DATA TO USE:
+===+

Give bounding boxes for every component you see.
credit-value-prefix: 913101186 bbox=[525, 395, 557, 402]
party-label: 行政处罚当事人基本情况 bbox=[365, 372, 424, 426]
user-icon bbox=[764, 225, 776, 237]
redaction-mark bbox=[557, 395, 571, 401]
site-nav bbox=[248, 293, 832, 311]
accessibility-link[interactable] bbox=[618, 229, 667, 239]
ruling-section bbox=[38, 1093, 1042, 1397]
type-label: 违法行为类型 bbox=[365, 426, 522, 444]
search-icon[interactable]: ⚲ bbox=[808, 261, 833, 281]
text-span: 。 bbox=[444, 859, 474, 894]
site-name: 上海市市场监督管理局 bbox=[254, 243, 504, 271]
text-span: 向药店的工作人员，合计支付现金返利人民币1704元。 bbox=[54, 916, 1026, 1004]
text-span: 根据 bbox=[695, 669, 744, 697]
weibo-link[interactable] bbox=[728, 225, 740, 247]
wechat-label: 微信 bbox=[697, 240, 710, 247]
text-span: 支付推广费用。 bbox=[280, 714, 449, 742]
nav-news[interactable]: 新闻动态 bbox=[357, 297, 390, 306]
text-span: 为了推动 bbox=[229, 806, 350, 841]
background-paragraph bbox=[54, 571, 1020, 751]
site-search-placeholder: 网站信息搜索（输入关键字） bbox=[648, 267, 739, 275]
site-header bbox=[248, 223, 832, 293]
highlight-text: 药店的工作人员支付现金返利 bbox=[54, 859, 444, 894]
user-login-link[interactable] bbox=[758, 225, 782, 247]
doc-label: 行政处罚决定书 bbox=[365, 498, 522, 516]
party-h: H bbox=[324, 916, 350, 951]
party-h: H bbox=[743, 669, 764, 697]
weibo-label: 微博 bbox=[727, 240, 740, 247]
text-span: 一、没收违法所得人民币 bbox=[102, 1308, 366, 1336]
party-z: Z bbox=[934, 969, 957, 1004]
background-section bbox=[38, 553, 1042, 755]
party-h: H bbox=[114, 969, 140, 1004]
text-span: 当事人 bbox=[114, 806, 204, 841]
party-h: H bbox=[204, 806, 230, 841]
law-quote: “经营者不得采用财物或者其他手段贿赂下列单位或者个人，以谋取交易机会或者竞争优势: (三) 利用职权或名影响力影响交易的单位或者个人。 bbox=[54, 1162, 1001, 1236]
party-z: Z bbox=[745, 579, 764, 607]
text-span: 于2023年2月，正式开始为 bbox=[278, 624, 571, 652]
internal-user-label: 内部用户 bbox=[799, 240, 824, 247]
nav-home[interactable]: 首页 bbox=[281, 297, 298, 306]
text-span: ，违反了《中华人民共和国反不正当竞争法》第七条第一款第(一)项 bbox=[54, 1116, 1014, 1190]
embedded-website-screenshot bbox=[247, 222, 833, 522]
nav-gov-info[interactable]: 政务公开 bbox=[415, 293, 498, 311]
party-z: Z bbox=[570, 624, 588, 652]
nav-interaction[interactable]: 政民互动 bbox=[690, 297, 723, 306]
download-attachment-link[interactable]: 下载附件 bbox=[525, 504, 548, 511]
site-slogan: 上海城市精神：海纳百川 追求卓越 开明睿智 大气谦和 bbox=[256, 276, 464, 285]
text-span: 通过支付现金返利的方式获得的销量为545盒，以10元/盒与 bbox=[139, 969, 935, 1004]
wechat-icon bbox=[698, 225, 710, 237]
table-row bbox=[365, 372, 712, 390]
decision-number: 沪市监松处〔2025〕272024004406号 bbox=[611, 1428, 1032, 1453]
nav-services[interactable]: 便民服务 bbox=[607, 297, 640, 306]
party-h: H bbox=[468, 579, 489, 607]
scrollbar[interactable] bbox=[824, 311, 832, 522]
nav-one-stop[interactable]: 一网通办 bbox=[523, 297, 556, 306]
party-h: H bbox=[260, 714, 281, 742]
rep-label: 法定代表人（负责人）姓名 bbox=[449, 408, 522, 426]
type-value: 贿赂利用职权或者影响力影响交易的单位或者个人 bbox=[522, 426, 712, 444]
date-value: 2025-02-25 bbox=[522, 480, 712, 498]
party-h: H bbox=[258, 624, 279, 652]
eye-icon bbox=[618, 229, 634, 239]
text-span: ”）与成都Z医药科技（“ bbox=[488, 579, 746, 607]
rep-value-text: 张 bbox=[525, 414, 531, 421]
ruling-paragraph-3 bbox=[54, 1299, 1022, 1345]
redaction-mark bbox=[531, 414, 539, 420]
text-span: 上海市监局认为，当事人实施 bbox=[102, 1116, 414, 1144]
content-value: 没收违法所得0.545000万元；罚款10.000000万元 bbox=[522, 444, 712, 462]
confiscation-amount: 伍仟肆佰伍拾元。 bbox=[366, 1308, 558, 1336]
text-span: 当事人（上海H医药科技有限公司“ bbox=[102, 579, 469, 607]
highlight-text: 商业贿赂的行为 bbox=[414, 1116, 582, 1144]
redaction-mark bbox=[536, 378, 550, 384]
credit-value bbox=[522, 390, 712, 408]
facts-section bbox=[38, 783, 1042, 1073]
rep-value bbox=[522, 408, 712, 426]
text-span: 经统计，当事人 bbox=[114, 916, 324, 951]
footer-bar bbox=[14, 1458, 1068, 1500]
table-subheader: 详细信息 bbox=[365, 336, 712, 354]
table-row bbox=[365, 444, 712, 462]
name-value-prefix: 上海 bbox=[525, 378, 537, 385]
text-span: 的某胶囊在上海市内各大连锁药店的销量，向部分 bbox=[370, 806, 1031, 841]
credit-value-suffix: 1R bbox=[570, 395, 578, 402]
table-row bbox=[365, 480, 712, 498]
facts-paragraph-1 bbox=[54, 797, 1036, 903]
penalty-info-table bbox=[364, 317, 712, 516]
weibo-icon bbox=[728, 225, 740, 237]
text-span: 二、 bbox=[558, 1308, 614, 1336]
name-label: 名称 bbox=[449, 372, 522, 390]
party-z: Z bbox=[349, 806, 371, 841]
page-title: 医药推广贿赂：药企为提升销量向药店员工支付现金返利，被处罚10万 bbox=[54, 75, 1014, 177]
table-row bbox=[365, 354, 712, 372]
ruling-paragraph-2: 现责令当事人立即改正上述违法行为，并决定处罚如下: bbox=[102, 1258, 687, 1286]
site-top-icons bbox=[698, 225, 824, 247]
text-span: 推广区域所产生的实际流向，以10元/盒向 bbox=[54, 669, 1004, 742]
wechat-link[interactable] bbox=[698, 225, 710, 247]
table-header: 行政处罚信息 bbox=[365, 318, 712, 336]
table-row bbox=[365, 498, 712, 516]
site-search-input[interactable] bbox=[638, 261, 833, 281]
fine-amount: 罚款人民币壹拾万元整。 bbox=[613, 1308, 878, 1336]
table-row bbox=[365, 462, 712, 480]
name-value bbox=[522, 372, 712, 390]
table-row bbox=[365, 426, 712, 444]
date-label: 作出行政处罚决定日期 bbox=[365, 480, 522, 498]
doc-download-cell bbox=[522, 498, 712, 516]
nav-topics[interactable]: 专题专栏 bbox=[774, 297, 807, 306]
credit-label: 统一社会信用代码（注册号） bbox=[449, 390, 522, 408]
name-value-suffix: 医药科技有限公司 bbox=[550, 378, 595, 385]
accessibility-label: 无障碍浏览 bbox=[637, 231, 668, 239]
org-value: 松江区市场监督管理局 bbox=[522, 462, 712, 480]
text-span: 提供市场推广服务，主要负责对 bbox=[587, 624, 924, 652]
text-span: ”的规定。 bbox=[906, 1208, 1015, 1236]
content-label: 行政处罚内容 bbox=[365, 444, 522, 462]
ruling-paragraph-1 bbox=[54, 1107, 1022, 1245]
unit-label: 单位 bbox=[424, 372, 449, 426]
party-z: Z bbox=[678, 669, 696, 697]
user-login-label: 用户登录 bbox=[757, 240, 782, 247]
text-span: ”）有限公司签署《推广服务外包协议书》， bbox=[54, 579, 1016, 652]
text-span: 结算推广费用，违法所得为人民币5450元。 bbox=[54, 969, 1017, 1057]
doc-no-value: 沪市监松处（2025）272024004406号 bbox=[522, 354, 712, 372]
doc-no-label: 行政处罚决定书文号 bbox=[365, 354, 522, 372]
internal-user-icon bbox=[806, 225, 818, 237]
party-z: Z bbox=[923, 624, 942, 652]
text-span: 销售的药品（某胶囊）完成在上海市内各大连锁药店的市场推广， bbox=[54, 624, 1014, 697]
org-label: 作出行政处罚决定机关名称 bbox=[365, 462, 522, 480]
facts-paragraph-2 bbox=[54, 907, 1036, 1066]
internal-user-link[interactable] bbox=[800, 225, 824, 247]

+===+

YOUR OBJECTIVE: Rewrite the lines from the start of the records through the line that contains "site-nav bbox=[248, 293, 832, 311]", replacing "component" with "element" and keeping everything else unchanged.

TASK OUTPUT:
Give bounding boxes for every element you see.
credit-value-prefix: 913101186 bbox=[525, 395, 557, 402]
party-label: 行政处罚当事人基本情况 bbox=[365, 372, 424, 426]
user-icon bbox=[764, 225, 776, 237]
redaction-mark bbox=[557, 395, 571, 401]
site-nav bbox=[248, 293, 832, 311]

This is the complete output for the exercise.